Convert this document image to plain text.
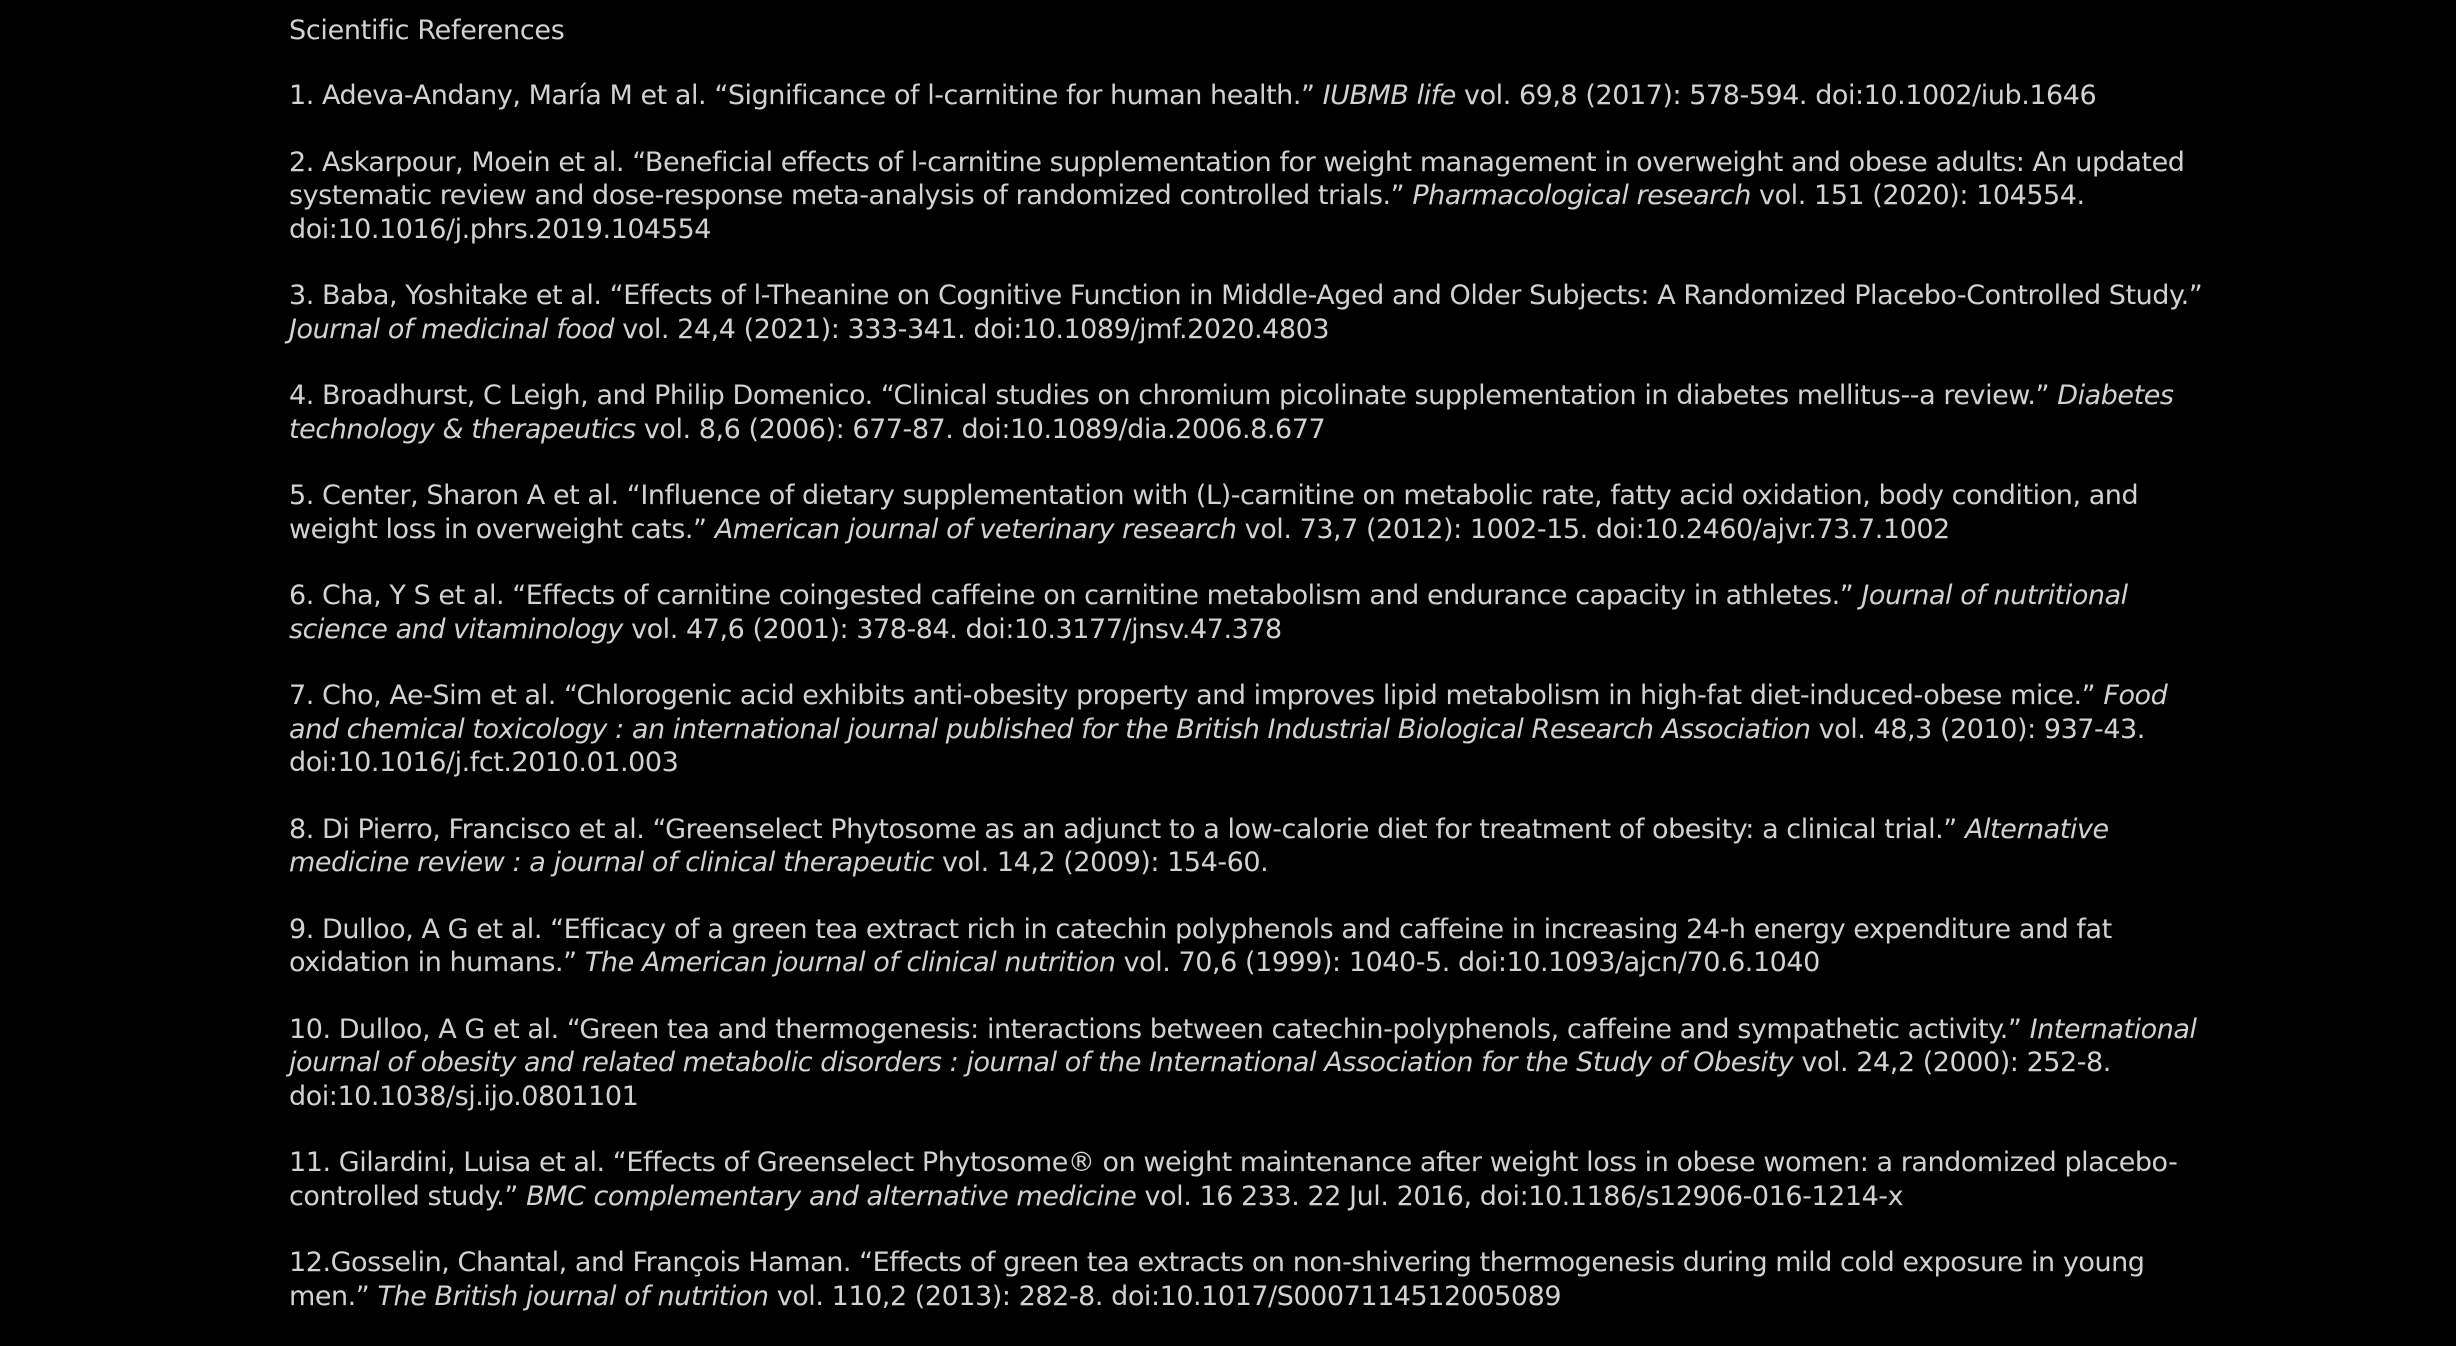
Scientific References
1. Adeva-Andany, María M et al. “Significance of l-carnitine for human health.” IUBMB life vol. 69,8 (2017): 578-594. doi:10.1002/iub.1646
2. Askarpour, Moein et al. “Beneficial effects of l-carnitine supplementation for weight management in overweight and obese adults: An updated systematic review and dose-response meta-analysis of randomized controlled trials.” Pharmacological research vol. 151 (2020): 104554. doi:10.1016/j.phrs.2019.104554
3. Baba, Yoshitake et al. “Effects of l-Theanine on Cognitive Function in Middle-Aged and Older Subjects: A Randomized Placebo-Controlled Study.” Journal of medicinal food vol. 24,4 (2021): 333-341. doi:10.1089/jmf.2020.4803
4. Broadhurst, C Leigh, and Philip Domenico. “Clinical studies on chromium picolinate supplementation in diabetes mellitus--a review.” Diabetes technology & therapeutics vol. 8,6 (2006): 677-87. doi:10.1089/dia.2006.8.677
5. Center, Sharon A et al. “Influence of dietary supplementation with (L)-carnitine on metabolic rate, fatty acid oxidation, body condition, and weight loss in overweight cats.” American journal of veterinary research vol. 73,7 (2012): 1002-15. doi:10.2460/ajvr.73.7.1002
6. Cha, Y S et al. “Effects of carnitine coingested caffeine on carnitine metabolism and endurance capacity in athletes.” Journal of nutritional science and vitaminology vol. 47,6 (2001): 378-84. doi:10.3177/jnsv.47.378
7. Cho, Ae-Sim et al. “Chlorogenic acid exhibits anti-obesity property and improves lipid metabolism in high-fat diet-induced-obese mice.” Food and chemical toxicology : an international journal published for the British Industrial Biological Research Association vol. 48,3 (2010): 937-43. doi:10.1016/j.fct.2010.01.003
8. Di Pierro, Francisco et al. “Greenselect Phytosome as an adjunct to a low-calorie diet for treatment of obesity: a clinical trial.” Alternative medicine review : a journal of clinical therapeutic vol. 14,2 (2009): 154-60.
9. Dulloo, A G et al. “Efficacy of a green tea extract rich in catechin polyphenols and caffeine in increasing 24-h energy expenditure and fat oxidation in humans.” The American journal of clinical nutrition vol. 70,6 (1999): 1040-5. doi:10.1093/ajcn/70.6.1040
10. Dulloo, A G et al. “Green tea and thermogenesis: interactions between catechin-polyphenols, caffeine and sympathetic activity.” International journal of obesity and related metabolic disorders : journal of the International Association for the Study of Obesity vol. 24,2 (2000): 252-8. doi:10.1038/sj.ijo.0801101
11. Gilardini, Luisa et al. “Effects of Greenselect Phytosome® on weight maintenance after weight loss in obese women: a randomized placebo-controlled study.” BMC complementary and alternative medicine vol. 16 233. 22 Jul. 2016, doi:10.1186/s12906-016-1214-x
12.Gosselin, Chantal, and François Haman. “Effects of green tea extracts on non-shivering thermogenesis during mild cold exposure in young men.” The British journal of nutrition vol. 110,2 (2013): 282-8. doi:10.1017/S0007114512005089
..............................
Problem description :: Lines that contain "British" are the result; find them in the entries above and copy each one.

Answer area ::
7. Cho, Ae-Sim et al. “Chlorogenic acid exhibits anti-obesity property and improves lipid metabolism in high-fat diet-induced-obese mice.” Food and chemical toxicology : an international journal published for the British Industrial Biological Research Association vol. 48,3 (2010): 937-43. doi:10.1016/j.fct.2010.01.003
12.Gosselin, Chantal, and François Haman. “Effects of green tea extracts on non-shivering thermogenesis during mild cold exposure in young men.” The British journal of nutrition vol. 110,2 (2013): 282-8. doi:10.1017/S0007114512005089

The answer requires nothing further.